═══ Dataset excerpts

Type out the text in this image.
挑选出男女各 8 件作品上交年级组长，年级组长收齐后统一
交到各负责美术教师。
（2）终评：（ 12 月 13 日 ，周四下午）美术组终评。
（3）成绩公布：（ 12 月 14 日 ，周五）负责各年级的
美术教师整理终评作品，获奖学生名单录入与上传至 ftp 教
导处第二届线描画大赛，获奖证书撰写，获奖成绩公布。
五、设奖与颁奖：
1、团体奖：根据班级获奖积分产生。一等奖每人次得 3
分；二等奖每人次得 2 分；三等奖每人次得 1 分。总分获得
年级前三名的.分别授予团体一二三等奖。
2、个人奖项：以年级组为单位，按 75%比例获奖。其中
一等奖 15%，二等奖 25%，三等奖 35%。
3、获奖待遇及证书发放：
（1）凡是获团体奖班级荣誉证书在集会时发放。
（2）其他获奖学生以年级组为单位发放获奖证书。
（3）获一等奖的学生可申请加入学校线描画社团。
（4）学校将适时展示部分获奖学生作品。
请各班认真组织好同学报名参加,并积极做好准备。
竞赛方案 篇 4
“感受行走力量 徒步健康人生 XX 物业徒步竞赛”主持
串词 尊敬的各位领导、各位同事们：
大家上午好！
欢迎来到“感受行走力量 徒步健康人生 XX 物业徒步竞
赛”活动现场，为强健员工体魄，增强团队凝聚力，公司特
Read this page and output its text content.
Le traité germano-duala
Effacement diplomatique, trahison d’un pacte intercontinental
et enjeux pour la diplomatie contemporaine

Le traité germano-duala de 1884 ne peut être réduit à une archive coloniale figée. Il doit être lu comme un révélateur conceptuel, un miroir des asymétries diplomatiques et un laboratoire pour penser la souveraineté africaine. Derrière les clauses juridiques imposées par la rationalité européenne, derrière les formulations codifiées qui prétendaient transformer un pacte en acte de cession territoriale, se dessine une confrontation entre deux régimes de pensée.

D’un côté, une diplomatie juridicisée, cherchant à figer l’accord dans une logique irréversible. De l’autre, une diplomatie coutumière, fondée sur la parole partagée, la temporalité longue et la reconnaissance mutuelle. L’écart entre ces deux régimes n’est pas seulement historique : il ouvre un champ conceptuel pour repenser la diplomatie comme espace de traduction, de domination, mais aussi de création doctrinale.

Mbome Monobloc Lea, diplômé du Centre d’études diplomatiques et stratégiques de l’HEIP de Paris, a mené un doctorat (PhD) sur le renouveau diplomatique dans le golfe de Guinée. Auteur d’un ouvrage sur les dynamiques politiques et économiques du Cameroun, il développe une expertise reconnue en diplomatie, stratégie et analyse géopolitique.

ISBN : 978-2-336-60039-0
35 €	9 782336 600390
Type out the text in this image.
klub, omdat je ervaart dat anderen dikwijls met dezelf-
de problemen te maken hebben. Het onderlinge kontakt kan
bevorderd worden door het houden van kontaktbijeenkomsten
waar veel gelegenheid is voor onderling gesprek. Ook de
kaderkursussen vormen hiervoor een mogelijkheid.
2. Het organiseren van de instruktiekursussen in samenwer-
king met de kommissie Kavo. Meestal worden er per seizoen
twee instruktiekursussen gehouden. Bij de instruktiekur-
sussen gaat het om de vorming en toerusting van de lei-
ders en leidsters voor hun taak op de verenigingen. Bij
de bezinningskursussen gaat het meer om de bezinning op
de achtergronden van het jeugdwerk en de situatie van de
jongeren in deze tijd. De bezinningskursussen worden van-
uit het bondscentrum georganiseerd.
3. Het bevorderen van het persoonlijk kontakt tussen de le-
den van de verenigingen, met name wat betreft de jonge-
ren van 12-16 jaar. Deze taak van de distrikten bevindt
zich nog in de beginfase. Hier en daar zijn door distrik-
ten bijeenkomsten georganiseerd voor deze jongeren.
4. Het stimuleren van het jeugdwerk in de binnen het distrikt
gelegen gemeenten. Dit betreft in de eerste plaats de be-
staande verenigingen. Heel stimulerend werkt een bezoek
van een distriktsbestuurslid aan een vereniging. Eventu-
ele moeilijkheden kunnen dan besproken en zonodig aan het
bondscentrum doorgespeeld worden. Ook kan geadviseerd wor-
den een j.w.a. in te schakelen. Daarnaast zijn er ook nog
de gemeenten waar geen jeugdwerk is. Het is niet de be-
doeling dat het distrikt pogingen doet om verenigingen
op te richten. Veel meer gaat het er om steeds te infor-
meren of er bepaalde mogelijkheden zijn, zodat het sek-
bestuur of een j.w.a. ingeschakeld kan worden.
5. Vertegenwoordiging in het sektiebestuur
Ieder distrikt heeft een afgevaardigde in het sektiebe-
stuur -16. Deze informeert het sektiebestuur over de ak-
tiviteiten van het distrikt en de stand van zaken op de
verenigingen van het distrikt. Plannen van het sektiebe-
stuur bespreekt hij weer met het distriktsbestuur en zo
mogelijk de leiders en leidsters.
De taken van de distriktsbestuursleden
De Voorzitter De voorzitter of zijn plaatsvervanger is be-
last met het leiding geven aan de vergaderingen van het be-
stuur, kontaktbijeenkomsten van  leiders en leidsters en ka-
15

══════

Task details: Take the lines above and print them exactly.

Finished answer:
Type out the text in this image.
挑选出男女各 8 件作品上交年级组长，年级组长收齐后统一
交到各负责美术教师。
（2）终评：（ 12 月 13 日 ，周四下午）美术组终评。
（3）成绩公布：（ 12 月 14 日 ，周五）负责各年级的
美术教师整理终评作品，获奖学生名单录入与上传至 ftp 教
导处第二届线描画大赛，获奖证书撰写，获奖成绩公布。
五、设奖与颁奖：
1、团体奖：根据班级获奖积分产生。一等奖每人次得 3
分；二等奖每人次得 2 分；三等奖每人次得 1 分。总分获得
年级前三名的.分别授予团体一二三等奖。
2、个人奖项：以年级组为单位，按 75%比例获奖。其中
一等奖 15%，二等奖 25%，三等奖 35%。
3、获奖待遇及证书发放：
（1）凡是获团体奖班级荣誉证书在集会时发放。
（2）其他获奖学生以年级组为单位发放获奖证书。
（3）获一等奖的学生可申请加入学校线描画社团。
（4）学校将适时展示部分获奖学生作品。
请各班认真组织好同学报名参加,并积极做好准备。
竞赛方案 篇 4
“感受行走力量 徒步健康人生 XX 物业徒步竞赛”主持
串词 尊敬的各位领导、各位同事们：
大家上午好！
欢迎来到“感受行走力量 徒步健康人生 XX 物业徒步竞
赛”活动现场，为强健员工体魄，增强团队凝聚力，公司特
Read this page and output its text content.
Le traité germano-duala
Effacement diplomatique, trahison d’un pacte intercontinental
et enjeux pour la diplomatie contemporaine

Le traité germano-duala de 1884 ne peut être réduit à une archive coloniale figée. Il doit être lu comme un révélateur conceptuel, un miroir des asymétries diplomatiques et un laboratoire pour penser la souveraineté africaine. Derrière les clauses juridiques imposées par la rationalité européenne, derrière les formulations codifiées qui prétendaient transformer un pacte en acte de cession territoriale, se dessine une confrontation entre deux régimes de pensée.

D’un côté, une diplomatie juridicisée, cherchant à figer l’accord dans une logique irréversible. De l’autre, une diplomatie coutumière, fondée sur la parole partagée, la temporalité longue et la reconnaissance mutuelle. L’écart entre ces deux régimes n’est pas seulement historique : il ouvre un champ conceptuel pour repenser la diplomatie comme espace de traduction, de domination, mais aussi de création doctrinale.

Mbome Monobloc Lea, diplômé du Centre d’études diplomatiques et stratégiques de l’HEIP de Paris, a mené un doctorat (PhD) sur le renouveau diplomatique dans le golfe de Guinée. Auteur d’un ouvrage sur les dynamiques politiques et économiques du Cameroun, il développe une expertise reconnue en diplomatie, stratégie et analyse géopolitique.

ISBN : 978-2-336-60039-0
35 €	9 782336 600390
Type out the text in this image.
klub, omdat je ervaart dat anderen dikwijls met dezelf-
de problemen te maken hebben. Het onderlinge kontakt kan
bevorderd worden door het houden van kontaktbijeenkomsten
waar veel gelegenheid is voor onderling gesprek. Ook de
kaderkursussen vormen hiervoor een mogelijkheid.
2. Het organiseren van de instruktiekursussen in samenwer-
king met de kommissie Kavo. Meestal worden er per seizoen
twee instruktiekursussen gehouden. Bij de instruktiekur-
sussen gaat het om de vorming en toerusting van de lei-
ders en leidsters voor hun taak op de verenigingen. Bij
de bezinningskursussen gaat het meer om de bezinning op
de achtergronden van het jeugdwerk en de situatie van de
jongeren in deze tijd. De bezinningskursussen worden van-
uit het bondscentrum georganiseerd.
3. Het bevorderen van het persoonlijk kontakt tussen de le-
den van de verenigingen, met name wat betreft de jonge-
ren van 12-16 jaar. Deze taak van de distrikten bevindt
zich nog in de beginfase. Hier en daar zijn door distrik-
ten bijeenkomsten georganiseerd voor deze jongeren.
4. Het stimuleren van het jeugdwerk in de binnen het distrikt
gelegen gemeenten. Dit betreft in de eerste plaats de be-
staande verenigingen. Heel stimulerend werkt een bezoek
van een distriktsbestuurslid aan een vereniging. Eventu-
ele moeilijkheden kunnen dan besproken en zonodig aan het
bondscentrum doorgespeeld worden. Ook kan geadviseerd wor-
den een j.w.a. in te schakelen. Daarnaast zijn er ook nog
de gemeenten waar geen jeugdwerk is. Het is niet de be-
doeling dat het distrikt pogingen doet om verenigingen
op te richten. Veel meer gaat het er om steeds te infor-
meren of er bepaalde mogelijkheden zijn, zodat het sek-
bestuur of een j.w.a. ingeschakeld kan worden.
5. Vertegenwoordiging in het sektiebestuur
Ieder distrikt heeft een afgevaardigde in het sektiebe-
stuur -16. Deze informeert het sektiebestuur over de ak-
tiviteiten van het distrikt en de stand van zaken op de
verenigingen van het distrikt. Plannen van het sektiebe-
stuur bespreekt hij weer met het distriktsbestuur en zo
mogelijk de leiders en leidsters.
De taken van de distriktsbestuursleden
De Voorzitter De voorzitter of zijn plaatsvervanger is be-
last met het leiding geven aan de vergaderingen van het be-
stuur, kontaktbijeenkomsten van  leiders en leidsters en ka-
15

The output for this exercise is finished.